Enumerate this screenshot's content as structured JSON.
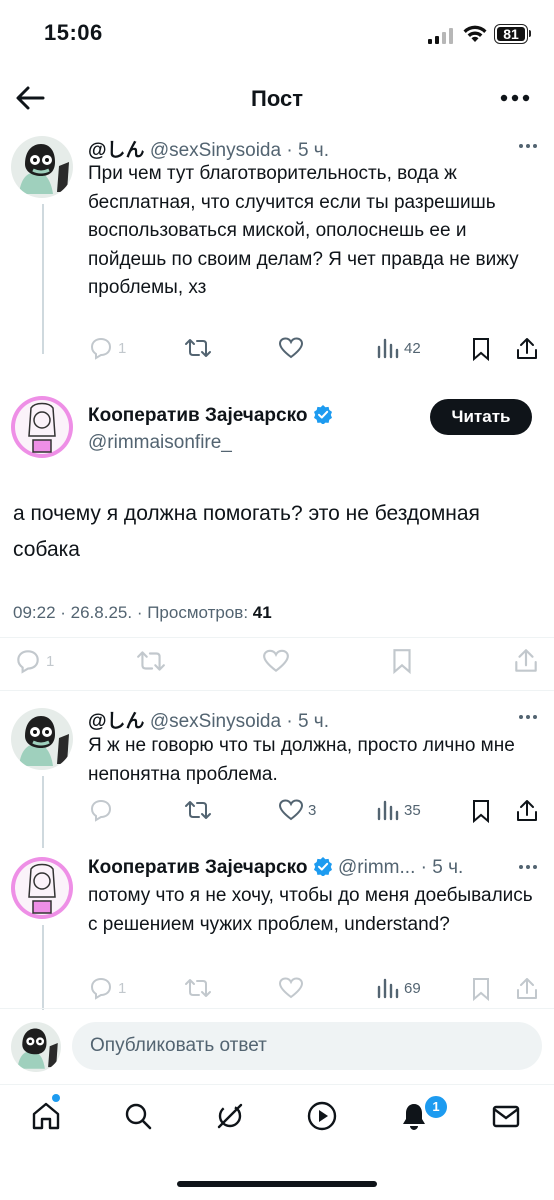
{
  "status_bar": {
    "time": "15:06",
    "battery": "81"
  },
  "header": {
    "title": "Пост"
  },
  "tweets": [
    {
      "name": "@しん",
      "handle": "@sexSinysoida",
      "time": "· 5 ч.",
      "text": "При чем тут благотворительность, вода ж бесплатная, что случится если ты разрешишь воспользоваться миской, ополоснешь ее и пойдешь по своим делам? Я чет правда не вижу проблемы, хз",
      "replies": "1",
      "likes": "",
      "views": "42"
    },
    {
      "name": "Кооператив Зајечарско",
      "handle": "@rimmaisonfire_",
      "follow_label": "Читать",
      "text": "а почему я должна помогать? это не бездомная собака",
      "timestamp": "09:22 · 26.8.25. · Просмотров:",
      "views": "41",
      "replies": "1"
    },
    {
      "name": "@しん",
      "handle": "@sexSinysoida",
      "time": "· 5 ч.",
      "text": "Я ж не говорю что ты должна, просто лично мне непонятна проблема.",
      "replies": "",
      "likes": "3",
      "views": "35"
    },
    {
      "name": "Кооператив Зајечарско",
      "handle": "@rimm...",
      "time": "· 5 ч.",
      "text": "потому что я не хочу, чтобы до меня доебывались с решением чужих проблем, understand?",
      "replies": "1",
      "likes": "",
      "views": "69"
    }
  ],
  "reply_box": {
    "placeholder": "Опубликовать ответ"
  },
  "bottom_nav": {
    "notifications_badge": "1"
  },
  "colors": {
    "accent": "#1d9bf0",
    "text": "#0f1419",
    "secondary": "#536471",
    "follow_button": "#0f1419"
  }
}
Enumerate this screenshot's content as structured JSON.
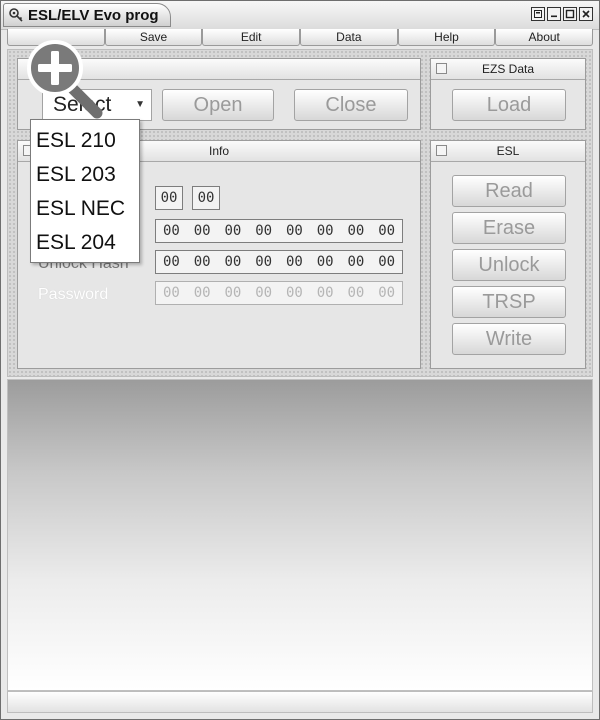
{
  "window": {
    "title": "ESL/ELV Evo prog"
  },
  "menu": [
    "",
    "Save",
    "Edit",
    "Data",
    "Help",
    "About"
  ],
  "esl_panel_main": {
    "select_value": "Select",
    "open_label": "Open",
    "close_label": "Close"
  },
  "ezs_panel": {
    "title": "EZS Data",
    "load_label": "Load"
  },
  "info_panel": {
    "title": "Info",
    "rows": [
      {
        "label": "",
        "bytes": [
          "00",
          "00"
        ]
      },
      {
        "label": "",
        "bytes": [
          "00",
          "00",
          "00",
          "00",
          "00",
          "00",
          "00",
          "00"
        ]
      },
      {
        "label": "Unlock Hash",
        "bytes": [
          "00",
          "00",
          "00",
          "00",
          "00",
          "00",
          "00",
          "00"
        ]
      },
      {
        "label": "Password",
        "bytes": [
          "00",
          "00",
          "00",
          "00",
          "00",
          "00",
          "00",
          "00"
        ]
      }
    ]
  },
  "esl_panel": {
    "title": "ESL",
    "buttons": [
      "Read",
      "Erase",
      "Unlock",
      "TRSP",
      "Write"
    ]
  },
  "dropdown": {
    "options": [
      "ESL 210",
      "ESL 203",
      "ESL NEC",
      "ESL 204"
    ]
  },
  "icons": {
    "app": "car-key-icon",
    "zoom": "zoom-in-icon"
  }
}
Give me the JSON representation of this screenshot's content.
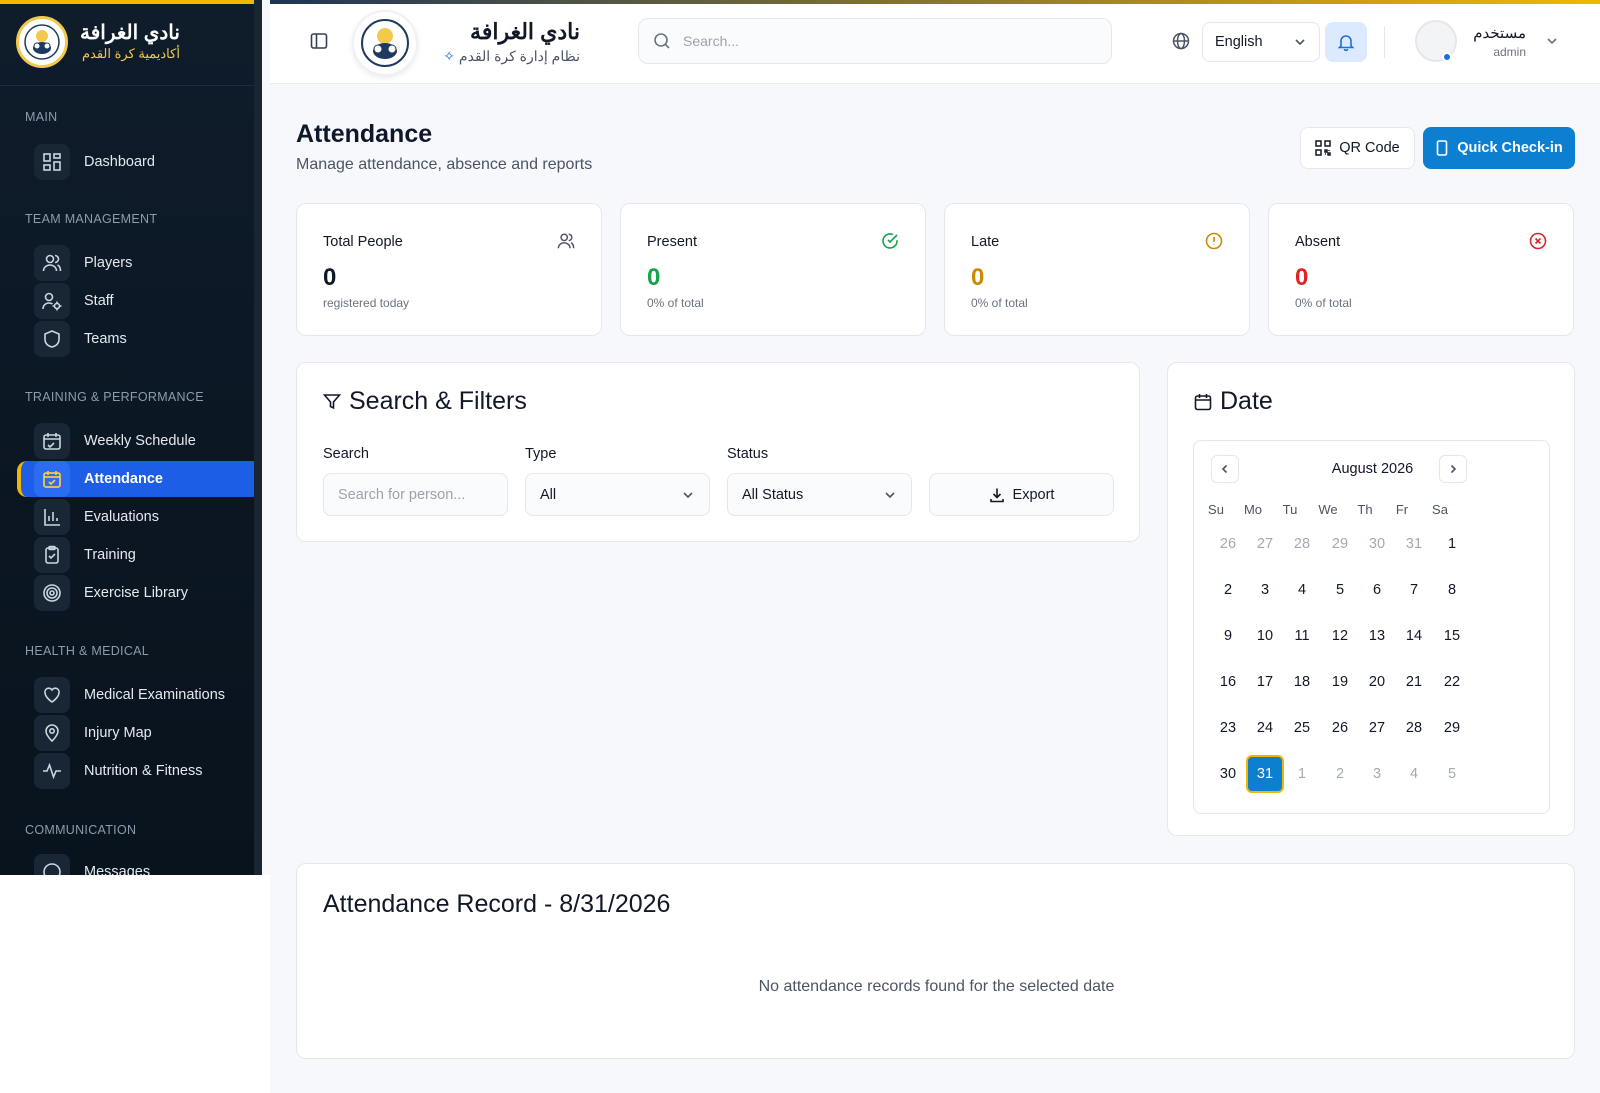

· · ·

WORK REQUIRED -
Please write out all the data again word for word, but not the pictures.

TASK SOLUTION -
Enumerate this screenshot's content as structured JSON.
{
  "status_bar": {
    "time": "15:06",
    "battery": "81"
  },
  "header": {
    "title": "Пост"
  },
  "tweets": [
    {
      "name": "@しん",
      "handle": "@sexSinysoida",
      "time": "· 5 ч.",
      "text": "При чем тут благотворительность, вода ж бесплатная, что случится если ты разрешишь воспользоваться миской, ополоснешь ее и пойдешь по своим делам? Я чет правда не вижу проблемы, хз",
      "replies": "1",
      "likes": "",
      "views": "42"
    },
    {
      "name": "Кооператив Зајечарско",
      "handle": "@rimmaisonfire_",
      "follow_label": "Читать",
      "text": "а почему я должна помогать? это не бездомная собака",
      "timestamp": "09:22 · 26.8.25. · Просмотров:",
      "views": "41",
      "replies": "1"
    },
    {
      "name": "@しん",
      "handle": "@sexSinysoida",
      "time": "· 5 ч.",
      "text": "Я ж не говорю что ты должна, просто лично мне непонятна проблема.",
      "replies": "",
      "likes": "3",
      "views": "35"
    },
    {
      "name": "Кооператив Зајечарско",
      "handle": "@rimm...",
      "time": "· 5 ч.",
      "text": "потому что я не хочу, чтобы до меня доебывались с решением чужих проблем, understand?",
      "replies": "1",
      "likes": "",
      "views": "69"
    }
  ],
  "reply_box": {
    "placeholder": "Опубликовать ответ"
  },
  "bottom_nav": {
    "notifications_badge": "1"
  },
  "colors": {
    "accent": "#1d9bf0",
    "text": "#0f1419",
    "secondary": "#536471",
    "follow_button": "#0f1419"
  }
}
Enumerate this screenshot's content as structured JSON.
{
  "window": {
    "title": "ESL/ELV Evo prog"
  },
  "menu": [
    "",
    "Save",
    "Edit",
    "Data",
    "Help",
    "About"
  ],
  "esl_panel_main": {
    "select_value": "Select",
    "open_label": "Open",
    "close_label": "Close"
  },
  "ezs_panel": {
    "title": "EZS Data",
    "load_label": "Load"
  },
  "info_panel": {
    "title": "Info",
    "rows": [
      {
        "label": "",
        "bytes": [
          "00",
          "00"
        ]
      },
      {
        "label": "",
        "bytes": [
          "00",
          "00",
          "00",
          "00",
          "00",
          "00",
          "00",
          "00"
        ]
      },
      {
        "label": "Unlock Hash",
        "bytes": [
          "00",
          "00",
          "00",
          "00",
          "00",
          "00",
          "00",
          "00"
        ]
      },
      {
        "label": "Password",
        "bytes": [
          "00",
          "00",
          "00",
          "00",
          "00",
          "00",
          "00",
          "00"
        ]
      }
    ]
  },
  "esl_panel": {
    "title": "ESL",
    "buttons": [
      "Read",
      "Erase",
      "Unlock",
      "TRSP",
      "Write"
    ]
  },
  "dropdown": {
    "options": [
      "ESL 210",
      "ESL 203",
      "ESL NEC",
      "ESL 204"
    ]
  },
  "icons": {
    "app": "car-key-icon",
    "zoom": "zoom-in-icon"
  }
}
Give me the JSON representation of this screenshot's content.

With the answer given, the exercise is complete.